__GIVEN INSTRUCTION__.
Reproduce each of the following items verbatim, without altering a single character.
** START OF DATA PROVIDED **
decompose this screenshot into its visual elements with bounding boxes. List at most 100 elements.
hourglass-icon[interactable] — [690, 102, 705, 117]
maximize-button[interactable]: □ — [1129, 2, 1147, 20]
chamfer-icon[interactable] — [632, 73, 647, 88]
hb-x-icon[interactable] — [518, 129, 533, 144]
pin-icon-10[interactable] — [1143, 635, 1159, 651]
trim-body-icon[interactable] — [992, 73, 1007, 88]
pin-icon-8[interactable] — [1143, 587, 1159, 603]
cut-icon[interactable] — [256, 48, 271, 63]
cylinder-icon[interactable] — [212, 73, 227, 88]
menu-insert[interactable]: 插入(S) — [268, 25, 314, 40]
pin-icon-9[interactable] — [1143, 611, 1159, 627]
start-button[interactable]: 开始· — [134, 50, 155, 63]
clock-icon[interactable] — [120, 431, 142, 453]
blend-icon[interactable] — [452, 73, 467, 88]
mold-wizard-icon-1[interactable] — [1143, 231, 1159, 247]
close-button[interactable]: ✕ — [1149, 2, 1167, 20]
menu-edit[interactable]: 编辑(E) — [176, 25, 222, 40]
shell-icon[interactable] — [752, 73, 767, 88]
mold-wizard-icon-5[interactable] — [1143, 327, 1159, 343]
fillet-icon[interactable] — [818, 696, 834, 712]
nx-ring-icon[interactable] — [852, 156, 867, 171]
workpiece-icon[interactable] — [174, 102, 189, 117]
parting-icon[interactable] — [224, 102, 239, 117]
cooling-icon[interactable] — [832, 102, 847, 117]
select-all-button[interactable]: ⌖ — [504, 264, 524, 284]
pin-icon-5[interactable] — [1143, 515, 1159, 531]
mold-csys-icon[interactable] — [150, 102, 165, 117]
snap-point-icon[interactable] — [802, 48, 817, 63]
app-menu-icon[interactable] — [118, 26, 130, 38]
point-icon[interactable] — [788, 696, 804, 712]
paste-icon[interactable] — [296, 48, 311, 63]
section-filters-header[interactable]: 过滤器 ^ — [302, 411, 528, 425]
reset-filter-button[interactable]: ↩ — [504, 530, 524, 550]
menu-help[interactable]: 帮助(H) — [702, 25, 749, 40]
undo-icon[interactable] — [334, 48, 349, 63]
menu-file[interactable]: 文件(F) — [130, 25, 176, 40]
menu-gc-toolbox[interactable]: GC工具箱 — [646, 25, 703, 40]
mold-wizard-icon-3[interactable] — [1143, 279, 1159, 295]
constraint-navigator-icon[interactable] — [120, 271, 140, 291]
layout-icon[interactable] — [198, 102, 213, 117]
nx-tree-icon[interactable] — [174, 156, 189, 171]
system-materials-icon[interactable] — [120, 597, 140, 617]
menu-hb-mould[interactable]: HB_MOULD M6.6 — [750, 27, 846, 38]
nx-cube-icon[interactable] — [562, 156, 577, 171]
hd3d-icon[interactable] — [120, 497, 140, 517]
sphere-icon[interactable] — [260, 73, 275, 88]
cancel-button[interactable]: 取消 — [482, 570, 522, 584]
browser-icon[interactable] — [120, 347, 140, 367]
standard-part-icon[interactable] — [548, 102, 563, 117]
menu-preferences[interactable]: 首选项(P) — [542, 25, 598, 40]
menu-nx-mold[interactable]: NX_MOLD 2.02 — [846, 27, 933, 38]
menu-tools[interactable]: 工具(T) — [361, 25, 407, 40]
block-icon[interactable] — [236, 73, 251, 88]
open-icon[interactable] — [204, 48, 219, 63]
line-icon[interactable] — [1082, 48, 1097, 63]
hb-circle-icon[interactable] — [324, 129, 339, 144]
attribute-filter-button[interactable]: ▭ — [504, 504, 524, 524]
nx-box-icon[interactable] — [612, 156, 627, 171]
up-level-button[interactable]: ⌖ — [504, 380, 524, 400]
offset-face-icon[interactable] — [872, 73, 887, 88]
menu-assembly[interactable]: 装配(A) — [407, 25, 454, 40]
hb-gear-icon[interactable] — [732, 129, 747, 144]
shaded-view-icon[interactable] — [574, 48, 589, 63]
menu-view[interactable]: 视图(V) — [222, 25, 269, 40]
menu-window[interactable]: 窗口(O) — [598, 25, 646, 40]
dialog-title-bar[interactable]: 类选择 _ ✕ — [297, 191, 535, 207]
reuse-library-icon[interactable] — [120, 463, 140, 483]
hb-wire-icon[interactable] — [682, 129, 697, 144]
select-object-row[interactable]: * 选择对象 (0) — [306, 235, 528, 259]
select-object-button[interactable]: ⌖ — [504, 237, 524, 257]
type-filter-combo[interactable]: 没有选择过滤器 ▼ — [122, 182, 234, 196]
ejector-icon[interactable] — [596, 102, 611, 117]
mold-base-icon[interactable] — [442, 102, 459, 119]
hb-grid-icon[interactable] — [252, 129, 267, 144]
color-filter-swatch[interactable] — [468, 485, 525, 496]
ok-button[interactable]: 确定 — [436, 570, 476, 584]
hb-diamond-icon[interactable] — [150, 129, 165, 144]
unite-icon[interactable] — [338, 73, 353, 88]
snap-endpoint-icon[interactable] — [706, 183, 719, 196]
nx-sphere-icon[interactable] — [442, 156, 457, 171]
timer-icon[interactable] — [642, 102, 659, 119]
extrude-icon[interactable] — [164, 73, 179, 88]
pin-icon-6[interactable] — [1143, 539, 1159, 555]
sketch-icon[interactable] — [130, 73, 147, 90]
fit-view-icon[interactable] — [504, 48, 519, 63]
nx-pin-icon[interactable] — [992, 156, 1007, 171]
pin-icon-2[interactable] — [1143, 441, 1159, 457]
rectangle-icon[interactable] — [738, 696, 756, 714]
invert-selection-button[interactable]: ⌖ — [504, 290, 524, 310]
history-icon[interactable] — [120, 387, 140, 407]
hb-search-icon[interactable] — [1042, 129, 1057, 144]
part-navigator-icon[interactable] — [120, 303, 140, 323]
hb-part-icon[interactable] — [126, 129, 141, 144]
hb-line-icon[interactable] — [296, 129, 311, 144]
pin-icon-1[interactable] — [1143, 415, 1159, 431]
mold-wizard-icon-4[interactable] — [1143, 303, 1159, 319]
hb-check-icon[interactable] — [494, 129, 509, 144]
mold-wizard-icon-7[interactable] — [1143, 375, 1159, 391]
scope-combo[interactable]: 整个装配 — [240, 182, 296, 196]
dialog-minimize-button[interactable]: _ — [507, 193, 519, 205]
** END OF DATA PROVIDED **
__FINISHED EXERCISE__.
decompose this screenshot into its visual elements with bounding boxes. List at most 100 elements.
hourglass-icon[interactable] — [690, 102, 705, 117]
maximize-button[interactable]: □ — [1129, 2, 1147, 20]
chamfer-icon[interactable] — [632, 73, 647, 88]
hb-x-icon[interactable] — [518, 129, 533, 144]
pin-icon-10[interactable] — [1143, 635, 1159, 651]
trim-body-icon[interactable] — [992, 73, 1007, 88]
pin-icon-8[interactable] — [1143, 587, 1159, 603]
cut-icon[interactable] — [256, 48, 271, 63]
cylinder-icon[interactable] — [212, 73, 227, 88]
menu-insert[interactable]: 插入(S) — [268, 25, 314, 40]
pin-icon-9[interactable] — [1143, 611, 1159, 627]
start-button[interactable]: 开始· — [134, 50, 155, 63]
clock-icon[interactable] — [120, 431, 142, 453]
blend-icon[interactable] — [452, 73, 467, 88]
mold-wizard-icon-1[interactable] — [1143, 231, 1159, 247]
close-button[interactable]: ✕ — [1149, 2, 1167, 20]
menu-edit[interactable]: 编辑(E) — [176, 25, 222, 40]
shell-icon[interactable] — [752, 73, 767, 88]
mold-wizard-icon-5[interactable] — [1143, 327, 1159, 343]
fillet-icon[interactable] — [818, 696, 834, 712]
nx-ring-icon[interactable] — [852, 156, 867, 171]
workpiece-icon[interactable] — [174, 102, 189, 117]
parting-icon[interactable] — [224, 102, 239, 117]
cooling-icon[interactable] — [832, 102, 847, 117]
select-all-button[interactable]: ⌖ — [504, 264, 524, 284]
pin-icon-5[interactable] — [1143, 515, 1159, 531]
mold-csys-icon[interactable] — [150, 102, 165, 117]
snap-point-icon[interactable] — [802, 48, 817, 63]
app-menu-icon[interactable] — [118, 26, 130, 38]
point-icon[interactable] — [788, 696, 804, 712]
paste-icon[interactable] — [296, 48, 311, 63]
section-filters-header[interactable]: 过滤器 ^ — [302, 411, 528, 425]
reset-filter-button[interactable]: ↩ — [504, 530, 524, 550]
menu-help[interactable]: 帮助(H) — [702, 25, 749, 40]
undo-icon[interactable] — [334, 48, 349, 63]
menu-file[interactable]: 文件(F) — [130, 25, 176, 40]
menu-gc-toolbox[interactable]: GC工具箱 — [646, 25, 703, 40]
mold-wizard-icon-3[interactable] — [1143, 279, 1159, 295]
constraint-navigator-icon[interactable] — [120, 271, 140, 291]
layout-icon[interactable] — [198, 102, 213, 117]
nx-tree-icon[interactable] — [174, 156, 189, 171]
system-materials-icon[interactable] — [120, 597, 140, 617]
menu-hb-mould[interactable]: HB_MOULD M6.6 — [750, 27, 846, 38]
nx-cube-icon[interactable] — [562, 156, 577, 171]
hd3d-icon[interactable] — [120, 497, 140, 517]
sphere-icon[interactable] — [260, 73, 275, 88]
cancel-button[interactable]: 取消 — [482, 570, 522, 584]
browser-icon[interactable] — [120, 347, 140, 367]
standard-part-icon[interactable] — [548, 102, 563, 117]
menu-preferences[interactable]: 首选项(P) — [542, 25, 598, 40]
menu-nx-mold[interactable]: NX_MOLD 2.02 — [846, 27, 933, 38]
menu-tools[interactable]: 工具(T) — [361, 25, 407, 40]
block-icon[interactable] — [236, 73, 251, 88]
open-icon[interactable] — [204, 48, 219, 63]
line-icon[interactable] — [1082, 48, 1097, 63]
hb-circle-icon[interactable] — [324, 129, 339, 144]
attribute-filter-button[interactable]: ▭ — [504, 504, 524, 524]
nx-box-icon[interactable] — [612, 156, 627, 171]
up-level-button[interactable]: ⌖ — [504, 380, 524, 400]
offset-face-icon[interactable] — [872, 73, 887, 88]
menu-assembly[interactable]: 装配(A) — [407, 25, 454, 40]
hb-gear-icon[interactable] — [732, 129, 747, 144]
shaded-view-icon[interactable] — [574, 48, 589, 63]
menu-view[interactable]: 视图(V) — [222, 25, 269, 40]
menu-window[interactable]: 窗口(O) — [598, 25, 646, 40]
dialog-title-bar[interactable]: 类选择 _ ✕ — [297, 191, 535, 207]
reuse-library-icon[interactable] — [120, 463, 140, 483]
hb-wire-icon[interactable] — [682, 129, 697, 144]
select-object-row[interactable]: * 选择对象 (0) — [306, 235, 528, 259]
select-object-button[interactable]: ⌖ — [504, 237, 524, 257]
type-filter-combo[interactable]: 没有选择过滤器 ▼ — [122, 182, 234, 196]
ejector-icon[interactable] — [596, 102, 611, 117]
mold-base-icon[interactable] — [442, 102, 459, 119]
hb-grid-icon[interactable] — [252, 129, 267, 144]
color-filter-swatch[interactable] — [468, 485, 525, 496]
ok-button[interactable]: 确定 — [436, 570, 476, 584]
hb-diamond-icon[interactable] — [150, 129, 165, 144]
unite-icon[interactable] — [338, 73, 353, 88]
snap-endpoint-icon[interactable] — [706, 183, 719, 196]
nx-sphere-icon[interactable] — [442, 156, 457, 171]
timer-icon[interactable] — [642, 102, 659, 119]
extrude-icon[interactable] — [164, 73, 179, 88]
pin-icon-6[interactable] — [1143, 539, 1159, 555]
sketch-icon[interactable] — [130, 73, 147, 90]
fit-view-icon[interactable] — [504, 48, 519, 63]
nx-pin-icon[interactable] — [992, 156, 1007, 171]
pin-icon-2[interactable] — [1143, 441, 1159, 457]
rectangle-icon[interactable] — [738, 696, 756, 714]
invert-selection-button[interactable]: ⌖ — [504, 290, 524, 310]
history-icon[interactable] — [120, 387, 140, 407]
hb-search-icon[interactable] — [1042, 129, 1057, 144]
part-navigator-icon[interactable] — [120, 303, 140, 323]
hb-part-icon[interactable] — [126, 129, 141, 144]
hb-line-icon[interactable] — [296, 129, 311, 144]
pin-icon-1[interactable] — [1143, 415, 1159, 431]
mold-wizard-icon-4[interactable] — [1143, 303, 1159, 319]
hb-check-icon[interactable] — [494, 129, 509, 144]
mold-wizard-icon-7[interactable] — [1143, 375, 1159, 391]
scope-combo[interactable]: 整个装配 — [240, 182, 296, 196]
dialog-minimize-button[interactable]: _ — [507, 193, 519, 205]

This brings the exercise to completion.